*Required work:* Locate every line in the material below that has the word "sure". Copy each of those lines.

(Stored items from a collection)
· · ·
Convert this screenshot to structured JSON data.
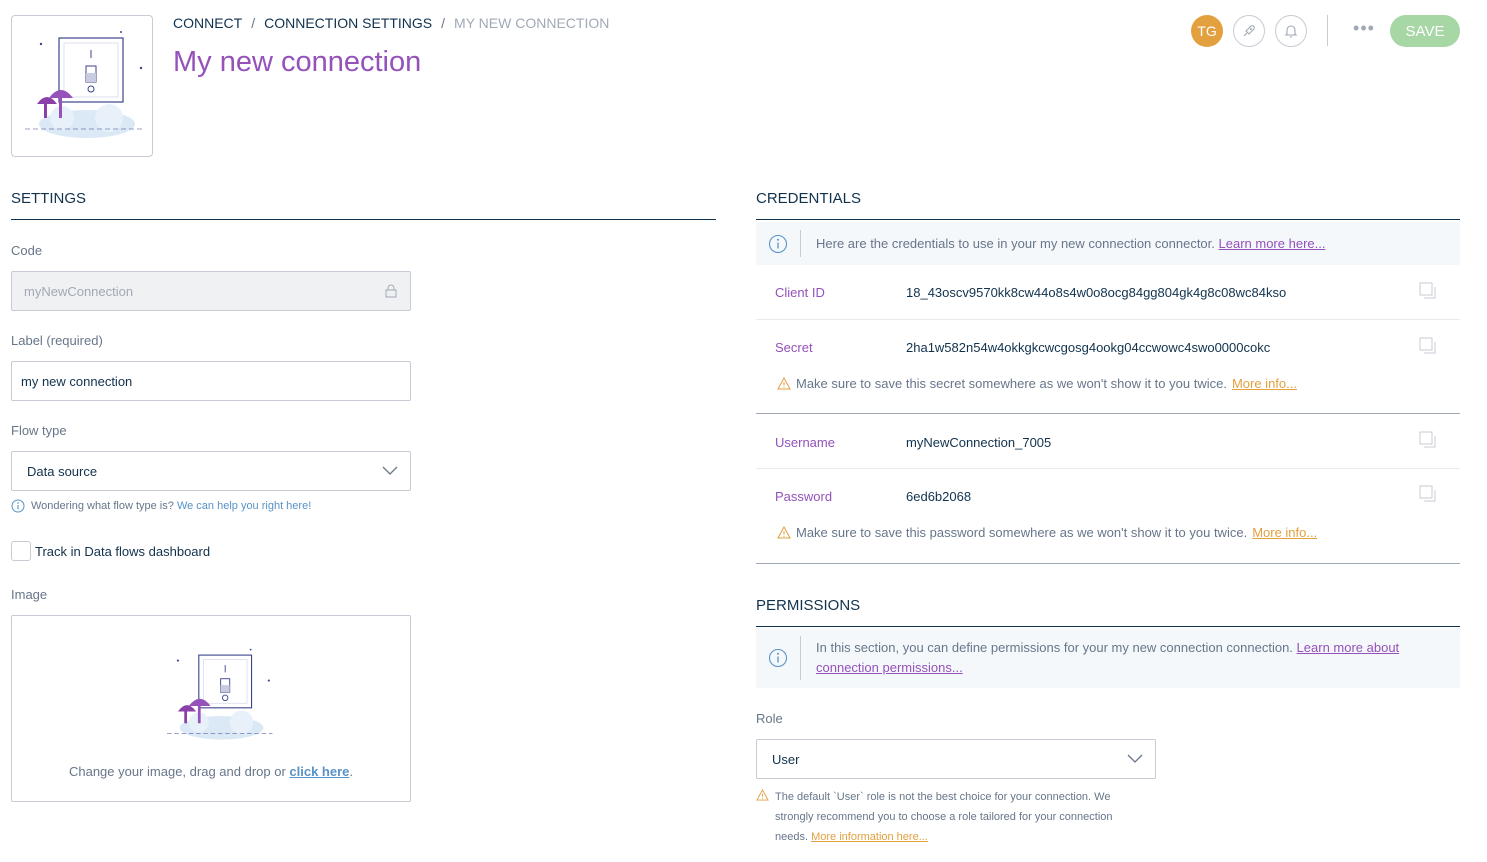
{
  "header": {
    "breadcrumb": {
      "items": [
        "Connect",
        "Connection settings",
        "My new connection"
      ],
      "separator": "/"
    },
    "title": "My new connection",
    "avatar_initials": "TG",
    "icons": [
      "illustration-connection",
      "rocket-icon",
      "bell-icon",
      "more-icon"
    ],
    "more_label": "•••",
    "save_label": "Save"
  },
  "settings": {
    "title": "Settings",
    "code": {
      "label": "Code",
      "value": "myNewConnection"
    },
    "label": {
      "label": "Label (required)",
      "value": "my new connection"
    },
    "flow_type": {
      "label": "Flow type",
      "value": "Data source",
      "helper_text": "Wondering what flow type is?",
      "helper_link": "We can help you right here!"
    },
    "track": {
      "label": "Track in Data flows dashboard",
      "checked": false
    },
    "image": {
      "label": "Image",
      "caption_prefix": "Change your image, drag and drop or",
      "caption_link": "click here",
      "caption_suffix": "."
    }
  },
  "credentials": {
    "title": "Credentials",
    "info_text": "Here are the credentials to use in your my new connection connector.",
    "info_link": "Learn more here...",
    "client_id": {
      "label": "Client ID",
      "value": "18_43oscv9570kk8cw44o8s4w0o8ocg84gg804gk4g8c08wc84kso"
    },
    "secret": {
      "label": "Secret",
      "value": "2ha1w582n54w4okkgkcwcgosg4ookg04ccwowc4swo0000cokc",
      "warning": "Make sure to save this secret somewhere as we won't show it to you twice.",
      "warning_link": "More info..."
    },
    "username": {
      "label": "Username",
      "value": "myNewConnection_7005"
    },
    "password": {
      "label": "Password",
      "value": "6ed6b2068",
      "warning": "Make sure to save this password somewhere as we won't show it to you twice.",
      "warning_link": "More info..."
    }
  },
  "permissions": {
    "title": "Permissions",
    "info_text": "In this section, you can define permissions for your my new connection connection.",
    "info_link_line1": "Learn more about",
    "info_link_line2": "connection permissions...",
    "role": {
      "label": "Role",
      "value": "User",
      "help_text": "The default `User` role is not the best choice for your connection. We strongly recommend you to choose a role tailored for your connection needs.",
      "help_link": "More information here..."
    }
  },
  "colors": {
    "accent_purple": "#9452ba",
    "text_dark": "#11324d",
    "text_muted": "#67768a",
    "border": "#c7cbd4",
    "save_green": "#a8d7a6",
    "avatar_orange": "#e2a03f",
    "warning_orange": "#e2a03f",
    "link_blue": "#5992c7",
    "info_bg": "#f5f8fb"
  }
}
· · ·
*Exercise output:*
      "warning": "Make sure to save this secret somewhere as we won't show it to you twice.",
      "warning": "Make sure to save this password somewhere as we won't show it to you twice.",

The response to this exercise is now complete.